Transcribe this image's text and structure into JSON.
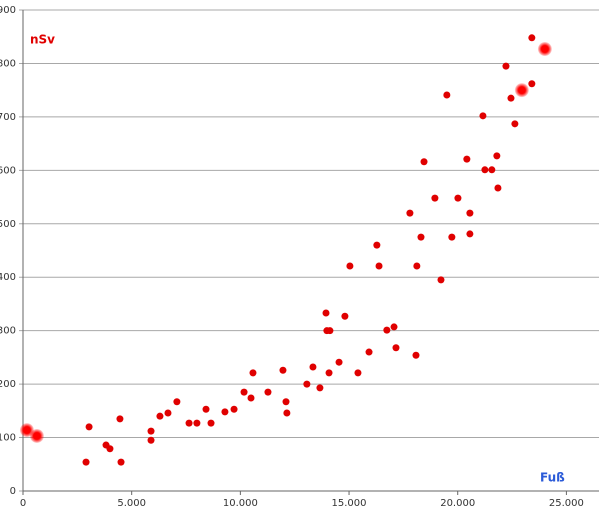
{
  "chart_data": {
    "type": "scatter",
    "y_label": "nSv",
    "y_label_color": "#e00000",
    "x_label": "Fuß",
    "x_label_color": "#2a5ad8",
    "xlim": [
      0,
      26500
    ],
    "xticks": [
      0,
      {
        "value": 5000,
        "label": "5.000"
      },
      {
        "value": 10000,
        "label": "10.000"
      },
      {
        "value": 15000,
        "label": "15.000"
      },
      {
        "value": 20000,
        "label": "20.000"
      },
      {
        "value": 25000,
        "label": "25.000"
      }
    ],
    "ylim": [
      0,
      900
    ],
    "yticks": [
      0,
      100,
      200,
      300,
      400,
      500,
      600,
      700,
      800,
      900
    ],
    "grid": true,
    "series": [
      {
        "color": "#e00000",
        "marker_size": 3.5,
        "x": [
          2900,
          3040,
          3820,
          4000,
          4460,
          4510,
          5890,
          5890,
          6300,
          6670,
          7080,
          7640,
          8000,
          8420,
          8650,
          9290,
          9710,
          10170,
          10490,
          10580,
          11270,
          11960,
          12100,
          12140,
          13060,
          13340,
          13660,
          13940,
          13980,
          14120,
          14080,
          14540,
          14810,
          15040,
          15410,
          15920,
          16280,
          16380,
          16740,
          17070,
          17160,
          17800,
          18080,
          18120,
          18310,
          18450,
          18950,
          19230,
          19500,
          19730,
          20010,
          20420,
          20560,
          20560,
          21160,
          21250,
          21570,
          21800,
          21850,
          22220,
          22450,
          22630,
          23410,
          23410
        ],
        "values": [
          54,
          120,
          86,
          79,
          135,
          54,
          112,
          95,
          140,
          146,
          167,
          127,
          127,
          153,
          127,
          148,
          153,
          185,
          174,
          221,
          185,
          226,
          167,
          146,
          200,
          232,
          193,
          333,
          300,
          300,
          221,
          241,
          327,
          421,
          221,
          260,
          460,
          421,
          301,
          307,
          268,
          520,
          254,
          421,
          475,
          616,
          548,
          395,
          741,
          475,
          548,
          621,
          520,
          481,
          702,
          601,
          601,
          627,
          567,
          795,
          735,
          687,
          848,
          762
        ]
      },
      {
        "color": "#ff0000",
        "marker_size": 7,
        "x": [
          180,
          640,
          22950,
          24010
        ],
        "values": [
          114,
          103,
          750,
          827
        ]
      }
    ]
  }
}
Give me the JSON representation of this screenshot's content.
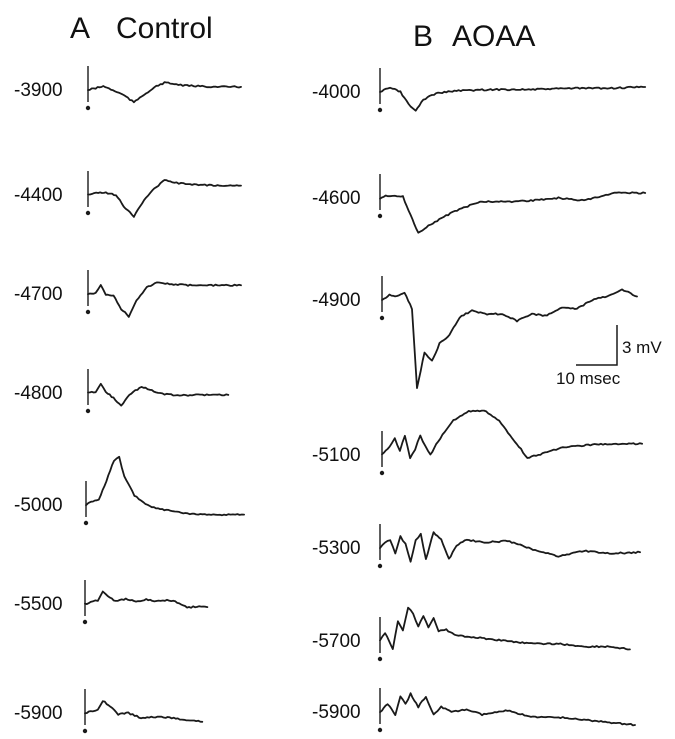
{
  "panels": [
    {
      "letter": "A",
      "name": "Control",
      "traces": [
        {
          "depth": "-3900",
          "waveform": [
            [
              0,
              0
            ],
            [
              3,
              -1.5
            ],
            [
              6,
              -3
            ],
            [
              9,
              -0.5
            ],
            [
              14,
              4
            ],
            [
              18,
              10
            ],
            [
              21,
              5
            ],
            [
              26,
              -2
            ],
            [
              30,
              -6
            ],
            [
              33,
              -5
            ],
            [
              38,
              -3.5
            ],
            [
              50,
              -2.5
            ],
            [
              60,
              -2.5
            ]
          ]
        },
        {
          "depth": "-4400",
          "waveform": [
            [
              0,
              0
            ],
            [
              4,
              -2
            ],
            [
              7,
              -2
            ],
            [
              11,
              0
            ],
            [
              14,
              9
            ],
            [
              18,
              17
            ],
            [
              22,
              4
            ],
            [
              26,
              -5
            ],
            [
              30,
              -12
            ],
            [
              33,
              -10
            ],
            [
              40,
              -8.5
            ],
            [
              50,
              -7.5
            ],
            [
              60,
              -7.5
            ]
          ]
        },
        {
          "depth": "-4700",
          "waveform": [
            [
              0,
              0
            ],
            [
              3,
              -1
            ],
            [
              5,
              -7
            ],
            [
              7,
              1
            ],
            [
              10,
              1
            ],
            [
              13,
              12
            ],
            [
              16,
              18
            ],
            [
              19,
              5
            ],
            [
              23,
              -5
            ],
            [
              27,
              -9
            ],
            [
              32,
              -8
            ],
            [
              40,
              -7
            ],
            [
              50,
              -7
            ],
            [
              60,
              -7
            ]
          ]
        },
        {
          "depth": "-4800",
          "waveform": [
            [
              0,
              0
            ],
            [
              3,
              -1
            ],
            [
              5,
              -7
            ],
            [
              7,
              -1
            ],
            [
              10,
              4
            ],
            [
              13,
              10
            ],
            [
              17,
              0
            ],
            [
              21,
              -5
            ],
            [
              25,
              -2
            ],
            [
              30,
              1
            ],
            [
              36,
              2
            ],
            [
              44,
              1.5
            ],
            [
              55,
              1.5
            ]
          ]
        },
        {
          "depth": "-5000",
          "waveform": [
            [
              0,
              0
            ],
            [
              2,
              -2
            ],
            [
              5,
              -3
            ],
            [
              8,
              -15
            ],
            [
              11,
              -28
            ],
            [
              13,
              -30
            ],
            [
              15,
              -18
            ],
            [
              19,
              -6
            ],
            [
              25,
              1
            ],
            [
              34,
              4
            ],
            [
              44,
              6
            ],
            [
              55,
              6
            ],
            [
              62,
              6
            ]
          ]
        },
        {
          "depth": "-5500",
          "waveform": [
            [
              0,
              0
            ],
            [
              3,
              -2
            ],
            [
              5,
              -3
            ],
            [
              7,
              -10
            ],
            [
              9,
              -6
            ],
            [
              12,
              -2
            ],
            [
              16,
              -4
            ],
            [
              20,
              -2
            ],
            [
              24,
              -3.5
            ],
            [
              28,
              -2
            ],
            [
              33,
              -3
            ],
            [
              37,
              -1
            ],
            [
              40,
              3
            ],
            [
              44,
              2
            ],
            [
              48,
              2.5
            ]
          ]
        },
        {
          "depth": "-5900",
          "waveform": [
            [
              0,
              0
            ],
            [
              3,
              -1.5
            ],
            [
              5,
              -3
            ],
            [
              7,
              -10
            ],
            [
              10,
              -5
            ],
            [
              13,
              1
            ],
            [
              17,
              0
            ],
            [
              22,
              4
            ],
            [
              30,
              3
            ],
            [
              38,
              5
            ],
            [
              46,
              7
            ]
          ]
        }
      ]
    },
    {
      "letter": "B",
      "name": "AOAA",
      "traces": [
        {
          "depth": "-4000",
          "waveform": [
            [
              0,
              0
            ],
            [
              3,
              -3
            ],
            [
              5,
              -3
            ],
            [
              8,
              0
            ],
            [
              12,
              12
            ],
            [
              14,
              15
            ],
            [
              17,
              6
            ],
            [
              22,
              1
            ],
            [
              30,
              -1
            ],
            [
              45,
              -2
            ],
            [
              60,
              -2
            ],
            [
              75,
              -3
            ],
            [
              90,
              -3
            ],
            [
              104,
              -4
            ]
          ]
        },
        {
          "depth": "-4600",
          "waveform": [
            [
              0,
              0
            ],
            [
              3,
              -2
            ],
            [
              5,
              -2
            ],
            [
              9,
              -1
            ],
            [
              12,
              14
            ],
            [
              15,
              28
            ],
            [
              19,
              22
            ],
            [
              25,
              15
            ],
            [
              32,
              8
            ],
            [
              40,
              3
            ],
            [
              50,
              3
            ],
            [
              60,
              2
            ],
            [
              70,
              0
            ],
            [
              80,
              2
            ],
            [
              92,
              -4
            ],
            [
              104,
              -4
            ]
          ]
        },
        {
          "depth": "-4900",
          "waveform": [
            [
              0,
              0
            ],
            [
              3,
              -3
            ],
            [
              6,
              -2
            ],
            [
              9,
              -4
            ],
            [
              12,
              5
            ],
            [
              14,
              50
            ],
            [
              17,
              30
            ],
            [
              20,
              35
            ],
            [
              23,
              25
            ],
            [
              27,
              20
            ],
            [
              31,
              10
            ],
            [
              36,
              6
            ],
            [
              42,
              8
            ],
            [
              48,
              8
            ],
            [
              54,
              12
            ],
            [
              60,
              8
            ],
            [
              66,
              9
            ],
            [
              72,
              4
            ],
            [
              78,
              5
            ],
            [
              84,
              0
            ],
            [
              90,
              -2
            ],
            [
              96,
              -6
            ],
            [
              102,
              -2
            ]
          ]
        },
        {
          "depth": "-5100",
          "waveform": [
            [
              0,
              0
            ],
            [
              3,
              -6
            ],
            [
              5,
              -12
            ],
            [
              7,
              -3
            ],
            [
              9,
              -14
            ],
            [
              11,
              2
            ],
            [
              13,
              -4
            ],
            [
              15,
              -14
            ],
            [
              17,
              -6
            ],
            [
              19,
              0
            ],
            [
              22,
              -10
            ],
            [
              28,
              -25
            ],
            [
              34,
              -31
            ],
            [
              40,
              -32
            ],
            [
              46,
              -24
            ],
            [
              52,
              -10
            ],
            [
              57,
              2
            ],
            [
              63,
              -1
            ],
            [
              70,
              -5
            ],
            [
              80,
              -7
            ],
            [
              90,
              -8
            ],
            [
              102,
              -8
            ]
          ]
        },
        {
          "depth": "-5300",
          "waveform": [
            [
              0,
              0
            ],
            [
              2,
              -4
            ],
            [
              4,
              -6
            ],
            [
              6,
              4
            ],
            [
              8,
              -8
            ],
            [
              10,
              -3
            ],
            [
              12,
              10
            ],
            [
              14,
              -6
            ],
            [
              16,
              -10
            ],
            [
              18,
              8
            ],
            [
              21,
              -11
            ],
            [
              24,
              -6
            ],
            [
              27,
              8
            ],
            [
              30,
              -2
            ],
            [
              34,
              -6
            ],
            [
              40,
              -4
            ],
            [
              50,
              -5
            ],
            [
              60,
              1
            ],
            [
              70,
              6
            ],
            [
              80,
              2
            ],
            [
              90,
              4
            ],
            [
              102,
              3
            ]
          ]
        },
        {
          "depth": "-5700",
          "waveform": [
            [
              0,
              0
            ],
            [
              2,
              -6
            ],
            [
              5,
              6
            ],
            [
              7,
              -14
            ],
            [
              9,
              -8
            ],
            [
              11,
              -24
            ],
            [
              13,
              -20
            ],
            [
              15,
              -10
            ],
            [
              17,
              -18
            ],
            [
              19,
              -10
            ],
            [
              21,
              -16
            ],
            [
              23,
              -7
            ],
            [
              26,
              -8
            ],
            [
              30,
              -4
            ],
            [
              40,
              -2
            ],
            [
              50,
              0
            ],
            [
              60,
              2
            ],
            [
              70,
              2
            ],
            [
              80,
              4
            ],
            [
              90,
              4
            ],
            [
              98,
              6
            ]
          ]
        },
        {
          "depth": "-5900",
          "waveform": [
            [
              0,
              0
            ],
            [
              3,
              -6
            ],
            [
              6,
              2
            ],
            [
              8,
              -12
            ],
            [
              10,
              -6
            ],
            [
              12,
              -14
            ],
            [
              15,
              -4
            ],
            [
              18,
              -12
            ],
            [
              21,
              2
            ],
            [
              24,
              -4
            ],
            [
              28,
              0
            ],
            [
              34,
              -2
            ],
            [
              40,
              2
            ],
            [
              50,
              -1
            ],
            [
              60,
              4
            ],
            [
              70,
              4
            ],
            [
              80,
              6
            ],
            [
              90,
              8
            ],
            [
              100,
              10
            ]
          ]
        }
      ]
    }
  ],
  "scale_bar": {
    "voltage_label": "3 mV",
    "time_label": "10 msec"
  }
}
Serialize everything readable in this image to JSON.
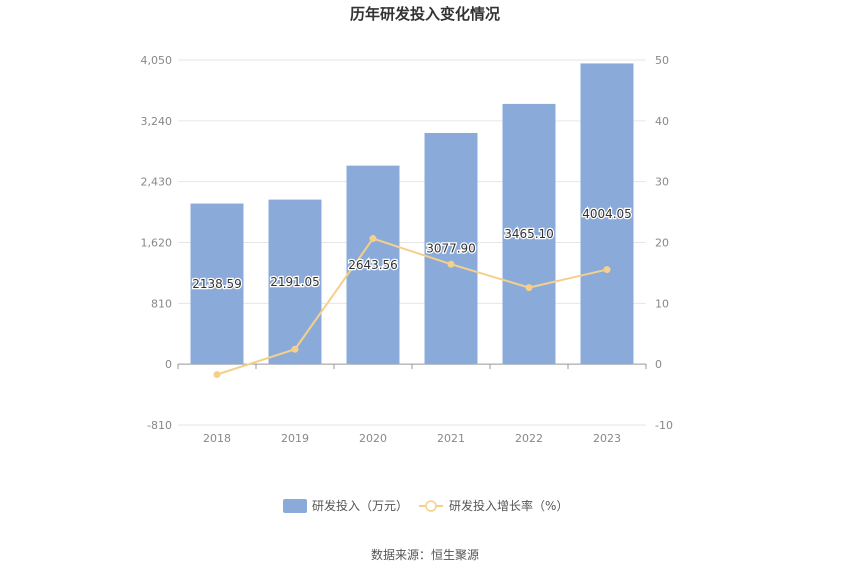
{
  "chart_data": {
    "type": "bar",
    "title": "历年研发投入变化情况",
    "categories": [
      "2018",
      "2019",
      "2020",
      "2021",
      "2022",
      "2023"
    ],
    "series": [
      {
        "name": "研发投入（万元）",
        "type": "bar",
        "axis": "left",
        "values": [
          2138.59,
          2191.05,
          2643.56,
          3077.9,
          3465.1,
          4004.05
        ],
        "labels": [
          "2138.59",
          "2191.05",
          "2643.56",
          "3077.90",
          "3465.10",
          "4004.05"
        ],
        "color": "#8aabd9"
      },
      {
        "name": "研发投入增长率（%）",
        "type": "line",
        "axis": "right",
        "values": [
          -1.7,
          2.45,
          20.65,
          16.43,
          12.58,
          15.55
        ],
        "color": "#f5d08a"
      }
    ],
    "y_left": {
      "ylim": [
        -810,
        4050
      ],
      "ticks": [
        -810,
        0,
        810,
        1620,
        2430,
        3240,
        4050
      ],
      "tick_labels": [
        "-810",
        "0",
        "810",
        "1,620",
        "2,430",
        "3,240",
        "4,050"
      ]
    },
    "y_right": {
      "ylim": [
        -10,
        50
      ],
      "ticks": [
        -10,
        0,
        10,
        20,
        30,
        40,
        50
      ],
      "tick_labels": [
        "-10",
        "0",
        "10",
        "20",
        "30",
        "40",
        "50"
      ]
    },
    "grid": true,
    "legend": "bottom-center"
  },
  "source": "数据来源：恒生聚源"
}
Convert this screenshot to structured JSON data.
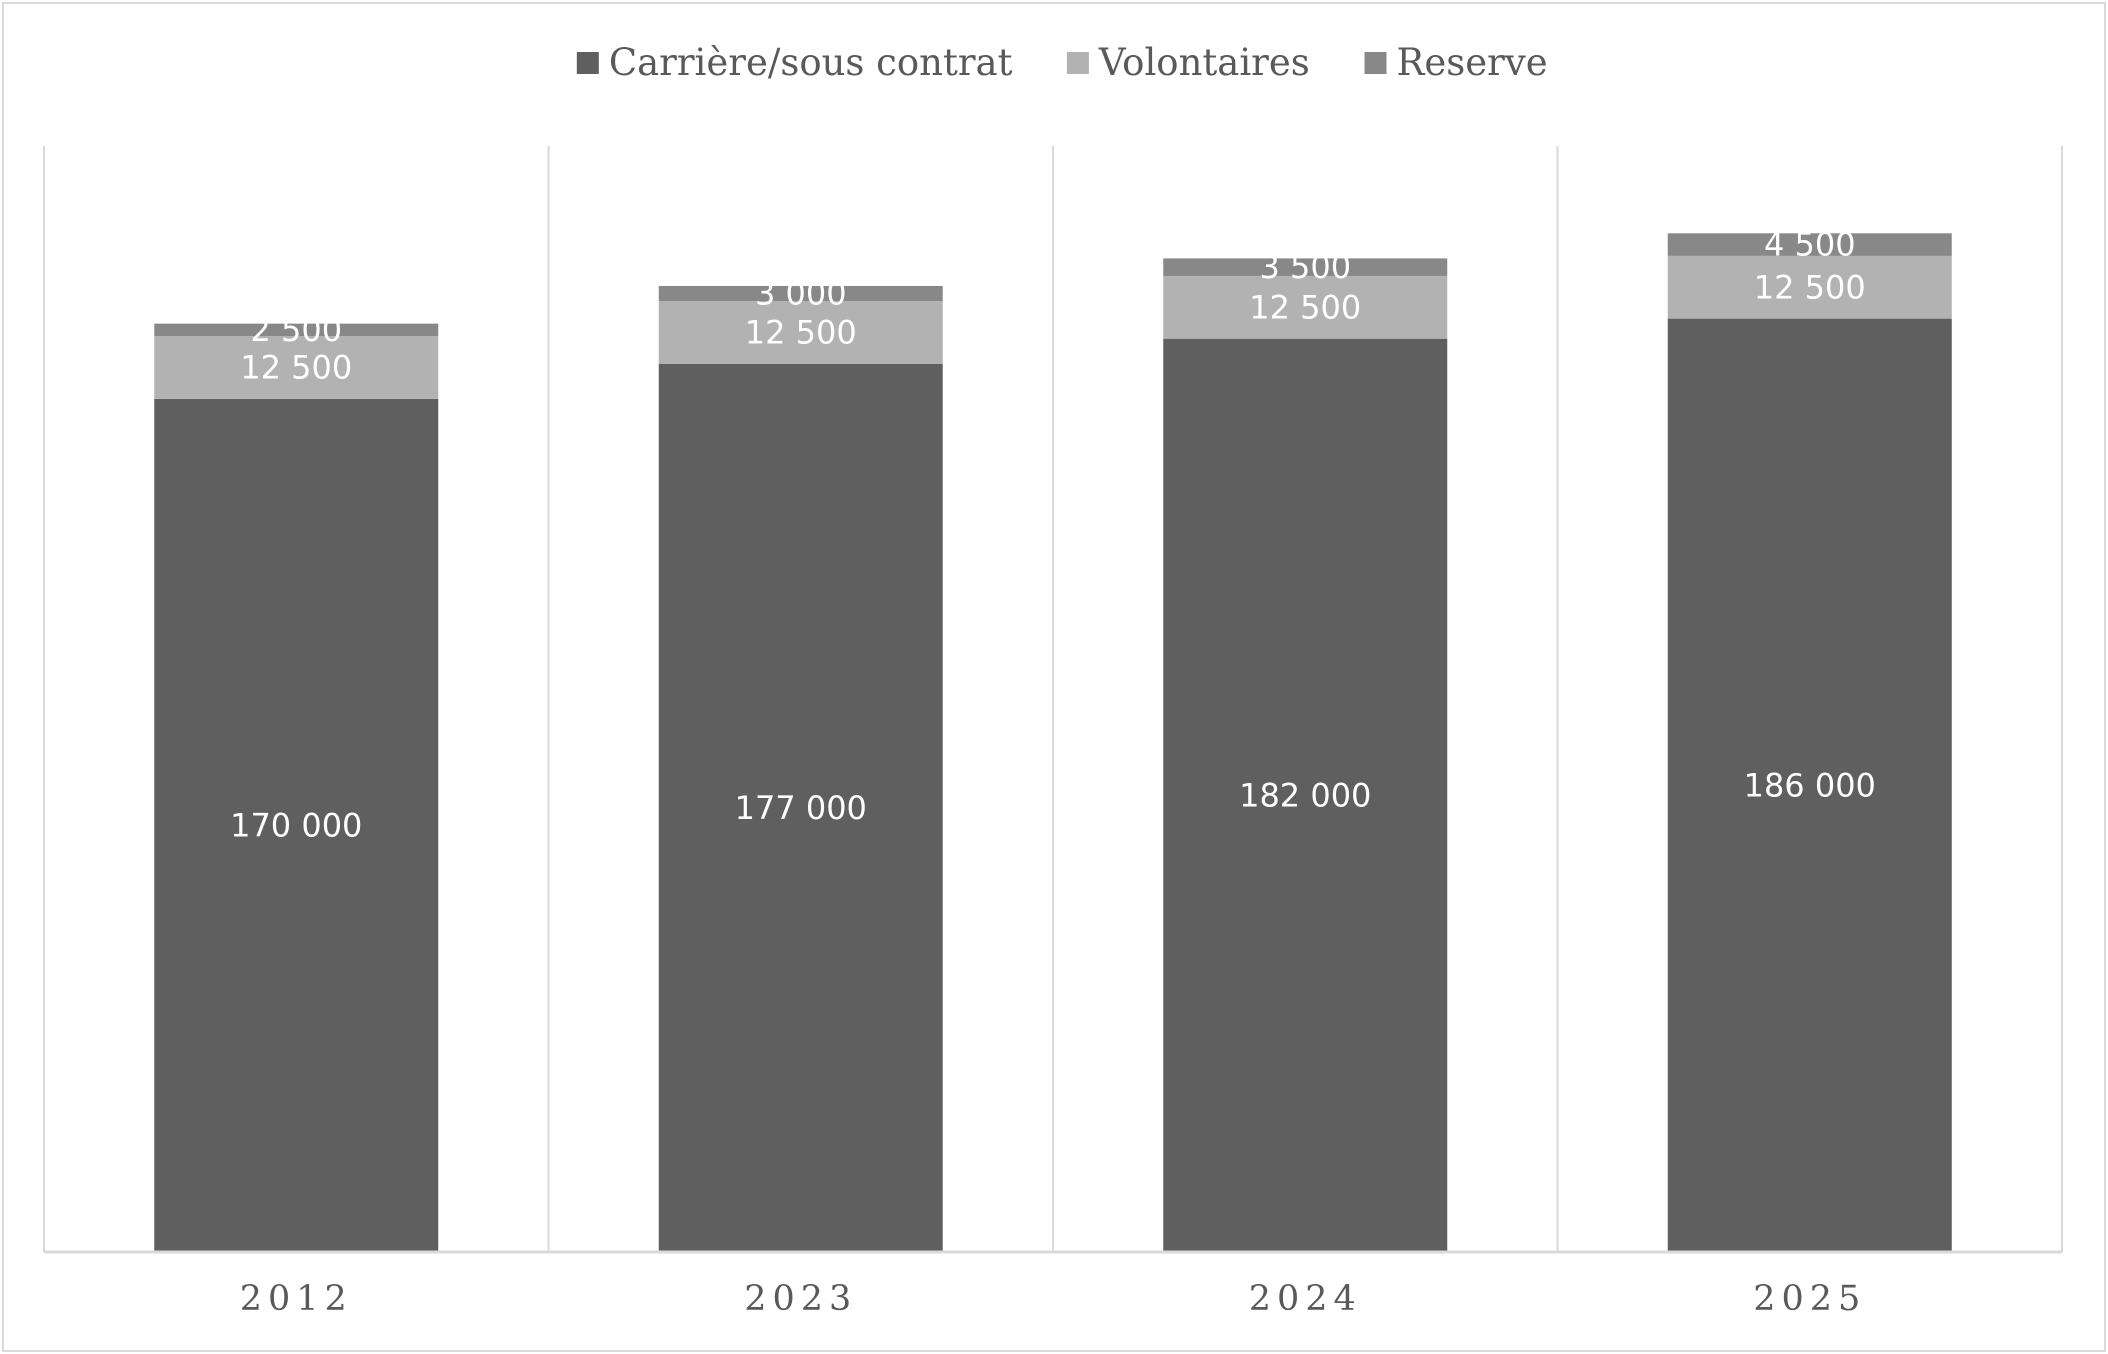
{
  "chart_data": {
    "type": "bar",
    "stacked": true,
    "categories": [
      "2012",
      "2023",
      "2024",
      "2025"
    ],
    "series": [
      {
        "name": "Carrière/sous contrat",
        "values": [
          170000,
          177000,
          182000,
          186000
        ],
        "labels": [
          "170 000",
          "177 000",
          "182 000",
          "186 000"
        ],
        "color": "#5f5f5f"
      },
      {
        "name": "Volontaires",
        "values": [
          12500,
          12500,
          12500,
          12500
        ],
        "labels": [
          "12 500",
          "12 500",
          "12 500",
          "12 500"
        ],
        "color": "#b2b2b2"
      },
      {
        "name": "Reserve",
        "values": [
          2500,
          3000,
          3500,
          4500
        ],
        "labels": [
          "2 500",
          "3 000",
          "3 500",
          "4 500"
        ],
        "color": "#888888"
      }
    ],
    "title": "",
    "xlabel": "",
    "ylabel": "",
    "ylim": [
      0,
      220000
    ],
    "grid": false,
    "category_separators": true,
    "y_axis_visible": false,
    "legend_position": "top",
    "data_labels": true,
    "colors": {
      "axis": "#d9d9d9",
      "tick_text": "#595959",
      "label_text": "#ffffff"
    }
  }
}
--------------------------------------------------
Each line in the listing above that contains "JSON" should be copied.

Transcribe this image's text and structure into JSON.
Give me the JSON representation of this screenshot's content.
Serialize everything readable in this image to JSON.
Convert this screenshot to structured JSON data.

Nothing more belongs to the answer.